What you are asked to do - Type every record exactly as it appears.

Task data -
>>>>>
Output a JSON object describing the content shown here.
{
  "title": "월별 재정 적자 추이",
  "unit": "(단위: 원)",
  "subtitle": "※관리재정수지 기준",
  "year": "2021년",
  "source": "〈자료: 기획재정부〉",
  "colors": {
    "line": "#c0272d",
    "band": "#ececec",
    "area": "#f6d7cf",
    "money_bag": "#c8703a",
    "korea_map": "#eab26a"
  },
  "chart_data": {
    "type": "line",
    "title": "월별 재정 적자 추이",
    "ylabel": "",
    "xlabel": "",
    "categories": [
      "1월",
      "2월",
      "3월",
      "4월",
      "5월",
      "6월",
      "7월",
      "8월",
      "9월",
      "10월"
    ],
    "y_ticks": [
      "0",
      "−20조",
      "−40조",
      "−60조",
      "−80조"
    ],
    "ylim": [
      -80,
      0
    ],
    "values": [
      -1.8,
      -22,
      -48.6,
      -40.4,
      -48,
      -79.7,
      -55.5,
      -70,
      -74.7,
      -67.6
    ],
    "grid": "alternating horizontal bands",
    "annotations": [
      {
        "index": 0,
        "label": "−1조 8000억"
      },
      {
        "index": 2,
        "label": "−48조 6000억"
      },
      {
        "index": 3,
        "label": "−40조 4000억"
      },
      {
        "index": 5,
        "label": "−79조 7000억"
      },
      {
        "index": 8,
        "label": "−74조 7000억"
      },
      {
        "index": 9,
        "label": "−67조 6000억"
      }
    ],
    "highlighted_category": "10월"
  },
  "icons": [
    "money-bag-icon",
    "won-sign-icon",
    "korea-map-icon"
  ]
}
<<<<<
Result of the task -
Output a JSON object describing the content shown here.
{
  "title": "월별 재정 적자 추이",
  "unit": "(단위: 원)",
  "subtitle": "※관리재정수지 기준",
  "year": "2021년",
  "source": "〈자료: 기획재정부〉",
  "colors": {
    "line": "#c0272d",
    "band": "#ececec",
    "area": "#f6d7cf",
    "money_bag": "#c8703a",
    "korea_map": "#eab26a"
  },
  "chart_data": {
    "type": "line",
    "title": "월별 재정 적자 추이",
    "ylabel": "",
    "xlabel": "",
    "categories": [
      "1월",
      "2월",
      "3월",
      "4월",
      "5월",
      "6월",
      "7월",
      "8월",
      "9월",
      "10월"
    ],
    "y_ticks": [
      "0",
      "−20조",
      "−40조",
      "−60조",
      "−80조"
    ],
    "ylim": [
      -80,
      0
    ],
    "values": [
      -1.8,
      -22,
      -48.6,
      -40.4,
      -48,
      -79.7,
      -55.5,
      -70,
      -74.7,
      -67.6
    ],
    "grid": "alternating horizontal bands",
    "annotations": [
      {
        "index": 0,
        "label": "−1조 8000억"
      },
      {
        "index": 2,
        "label": "−48조 6000억"
      },
      {
        "index": 3,
        "label": "−40조 4000억"
      },
      {
        "index": 5,
        "label": "−79조 7000억"
      },
      {
        "index": 8,
        "label": "−74조 7000억"
      },
      {
        "index": 9,
        "label": "−67조 6000억"
      }
    ],
    "highlighted_category": "10월"
  },
  "icons": [
    "money-bag-icon",
    "won-sign-icon",
    "korea-map-icon"
  ]
}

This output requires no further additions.